> **WORK REQUIRED**: Omit all images, then return the remaining material exactly as it stands.

> **RAW DATA**:

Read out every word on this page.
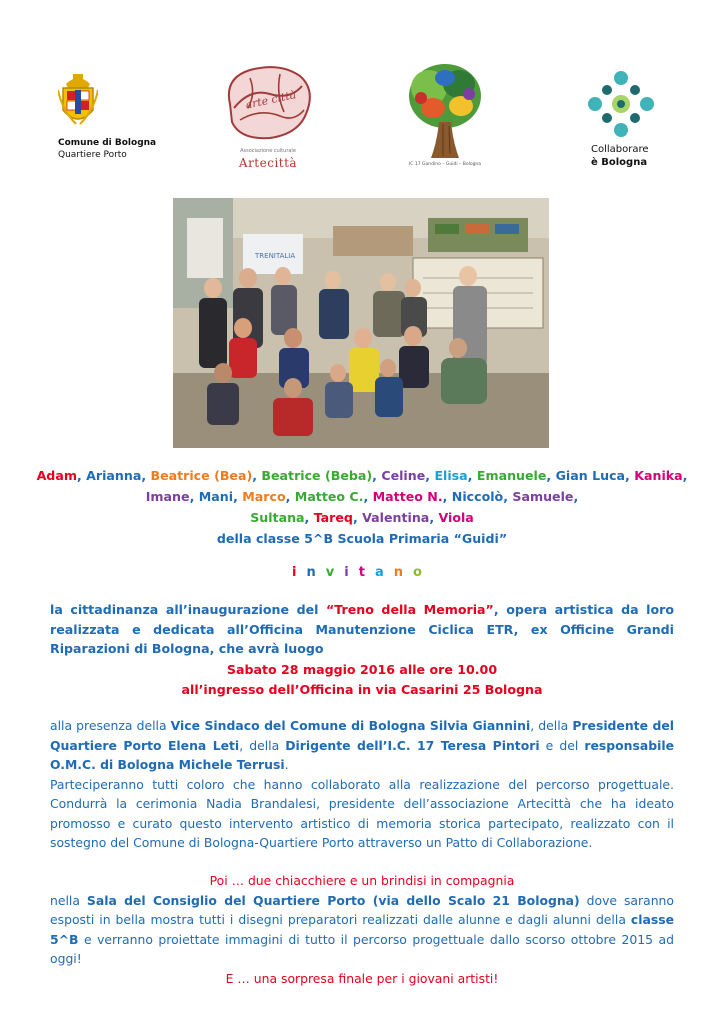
Comune di Bologna
Quartiere Porto
arte città
Associazione culturale
Artecittà	IC 17 Gandino – Guidi – Bologna
Collaborare
è Bologna
TRENITALIA
Adam, Arianna, Beatrice (Bea), Beatrice (Beba), Celine, Elisa, Emanuele, Gian Luca, Kanika,
Imane, Mani, Marco, Matteo C., Matteo N., Niccolò, Samuele,
Sultana, Tareq, Valentina, Viola
della classe 5^B Scuola Primaria “Guidi”
invitano
la cittadinanza all’inaugurazione del “Treno della Memoria”, opera artistica da loro realizzata e dedicata all’Officina Manutenzione Ciclica ETR, ex Officine Grandi Riparazioni di Bologna, che avrà luogo
Sabato 28 maggio 2016 alle ore 10.00
all’ingresso dell’Officina in via Casarini 25 Bologna
alla presenza della Vice Sindaco del Comune di Bologna Silvia Giannini, della Presidente del Quartiere Porto Elena Leti, della Dirigente dell’I.C. 17 Teresa Pintori e del responsabile O.M.C. di Bologna Michele Terrusi.
Parteciperanno tutti coloro che hanno collaborato alla realizzazione del percorso progettuale. Condurrà la cerimonia Nadia Brandalesi, presidente dell’associazione Artecittà che ha ideato promosso e curato questo intervento artistico di memoria storica partecipato, realizzato con il sostegno del Comune di Bologna-Quartiere Porto attraverso un Patto di Collaborazione.
Poi … due chiacchiere e un brindisi in compagnia
nella Sala del Consiglio del Quartiere Porto (via dello Scalo 21 Bologna) dove saranno esposti in bella mostra tutti i disegni preparatori realizzati dalle alunne e dagli alunni della classe 5^B e verranno proiettate immagini di tutto il percorso progettuale dallo scorso ottobre 2015 ad oggi!
E … una sorpresa finale per i giovani artisti!
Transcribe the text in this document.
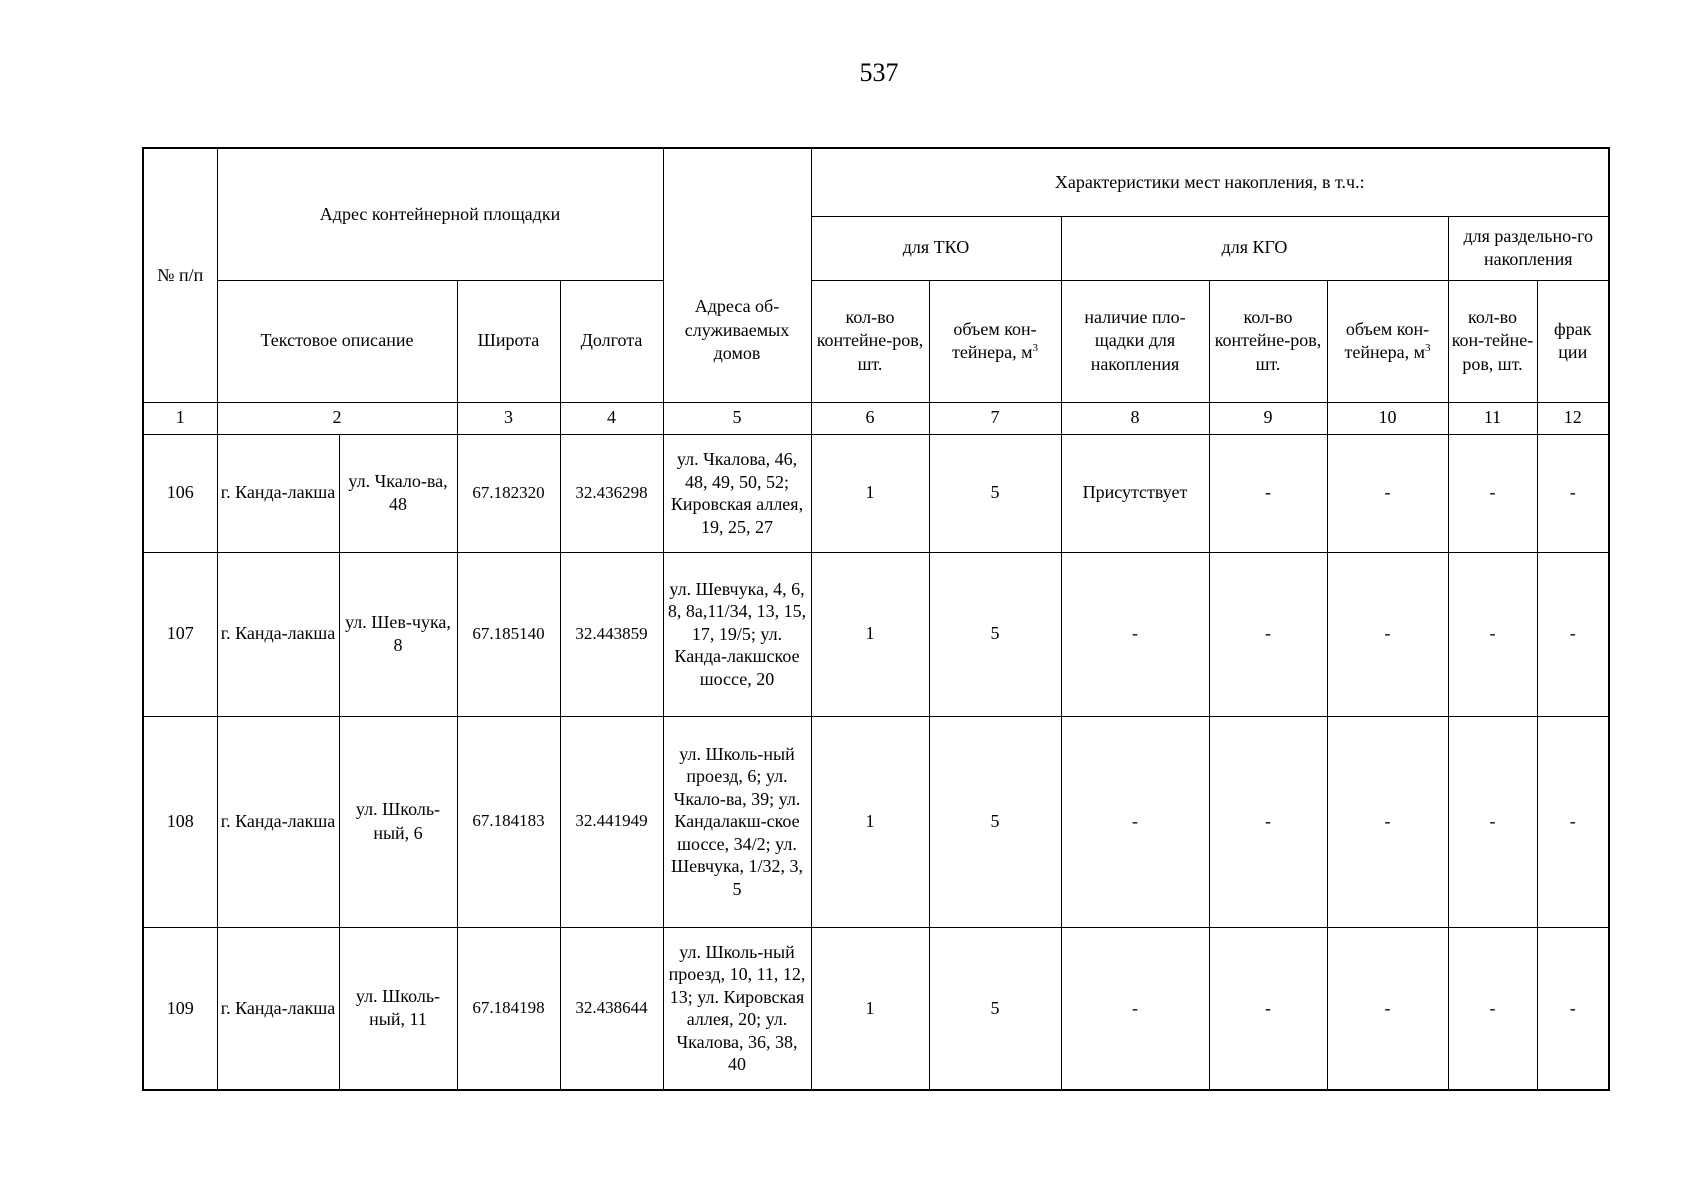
537
№ п/п	Адрес контейнерной площадки				Адреса об-служиваемых домов	Характеристики мест накопления, в т.ч.:						
						для ТКО		для КГО			для раздельно-го накопления	
						кол-во контейне-ров, шт.	объем кон-тейнера, $м^3$	наличие пло-щадки для накопления	кол-во контейне-ров, шт.	объем кон-тейнера, $м^3$	кол-во кон-тейне-ров, шт.	фрак ции
	Текстовое описание		Широта	Долгота								
1	2		3	4	5	6	7	8	9	10	11	12
106	г. Канда-лакша	ул. Чкало-ва, 48	67.182320	32.436298	ул. Чкалова, 46, 48, 49, 50, 52; Кировская аллея, 19, 25, 27	1	5	Присутствует	-	-	-	-
107	г. Канда-лакша	ул. Шев-чука, 8	67.185140	32.443859	ул. Шевчука, 4, 6, 8, 8а,11/34, 13, 15, 17, 19/5; ул. Канда-лакшское шоссе, 20	1	5	-	-	-	-	-
108	г. Канда-лакша	ул. Школь-ный, 6	67.184183	32.441949	ул. Школь-ный проезд, 6; ул. Чкало-ва, 39; ул. Кандалакш-ское шоссе, 34/2; ул. Шевчука, 1/32, 3, 5	1	5	-	-	-	-	-
109	г. Канда-лакша	ул. Школь-ный, 11	67.184198	32.438644	ул. Школь-ный проезд, 10, 11, 12, 13; ул. Кировская аллея, 20; ул. Чкалова, 36, 38, 40	1	5	-	-	-	-	-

> **COMPLETED TASK**:
Read out every word on this page.
Comune di Bologna
Quartiere Porto
arte città
Associazione culturale
Artecittà	IC 17 Gandino – Guidi – Bologna
Collaborare
è Bologna
TRENITALIA
Adam, Arianna, Beatrice (Bea), Beatrice (Beba), Celine, Elisa, Emanuele, Gian Luca, Kanika,
Imane, Mani, Marco, Matteo C., Matteo N., Niccolò, Samuele,
Sultana, Tareq, Valentina, Viola
della classe 5^B Scuola Primaria “Guidi”
invitano
la cittadinanza all’inaugurazione del “Treno della Memoria”, opera artistica da loro realizzata e dedicata all’Officina Manutenzione Ciclica ETR, ex Officine Grandi Riparazioni di Bologna, che avrà luogo
Sabato 28 maggio 2016 alle ore 10.00
all’ingresso dell’Officina in via Casarini 25 Bologna
alla presenza della Vice Sindaco del Comune di Bologna Silvia Giannini, della Presidente del Quartiere Porto Elena Leti, della Dirigente dell’I.C. 17 Teresa Pintori e del responsabile O.M.C. di Bologna Michele Terrusi.
Parteciperanno tutti coloro che hanno collaborato alla realizzazione del percorso progettuale. Condurrà la cerimonia Nadia Brandalesi, presidente dell’associazione Artecittà che ha ideato promosso e curato questo intervento artistico di memoria storica partecipato, realizzato con il sostegno del Comune di Bologna-Quartiere Porto attraverso un Patto di Collaborazione.
Poi … due chiacchiere e un brindisi in compagnia
nella Sala del Consiglio del Quartiere Porto (via dello Scalo 21 Bologna) dove saranno esposti in bella mostra tutti i disegni preparatori realizzati dalle alunne e dagli alunni della classe 5^B e verranno proiettate immagini di tutto il percorso progettuale dallo scorso ottobre 2015 ad oggi!
E … una sorpresa finale per i giovani artisti!
Transcribe the text in this document.
537
№ п/п	Адрес контейнерной площадки				Адреса об-служиваемых домов	Характеристики мест накопления, в т.ч.:						
						для ТКО		для КГО			для раздельно-го накопления	
						кол-во контейне-ров, шт.	объем кон-тейнера, $м^3$	наличие пло-щадки для накопления	кол-во контейне-ров, шт.	объем кон-тейнера, $м^3$	кол-во кон-тейне-ров, шт.	фрак ции
	Текстовое описание		Широта	Долгота								
1	2		3	4	5	6	7	8	9	10	11	12
106	г. Канда-лакша	ул. Чкало-ва, 48	67.182320	32.436298	ул. Чкалова, 46, 48, 49, 50, 52; Кировская аллея, 19, 25, 27	1	5	Присутствует	-	-	-	-
107	г. Канда-лакша	ул. Шев-чука, 8	67.185140	32.443859	ул. Шевчука, 4, 6, 8, 8а,11/34, 13, 15, 17, 19/5; ул. Канда-лакшское шоссе, 20	1	5	-	-	-	-	-
108	г. Канда-лакша	ул. Школь-ный, 6	67.184183	32.441949	ул. Школь-ный проезд, 6; ул. Чкало-ва, 39; ул. Кандалакш-ское шоссе, 34/2; ул. Шевчука, 1/32, 3, 5	1	5	-	-	-	-	-
109	г. Канда-лакша	ул. Школь-ный, 11	67.184198	32.438644	ул. Школь-ный проезд, 10, 11, 12, 13; ул. Кировская аллея, 20; ул. Чкалова, 36, 38, 40	1	5	-	-	-	-	-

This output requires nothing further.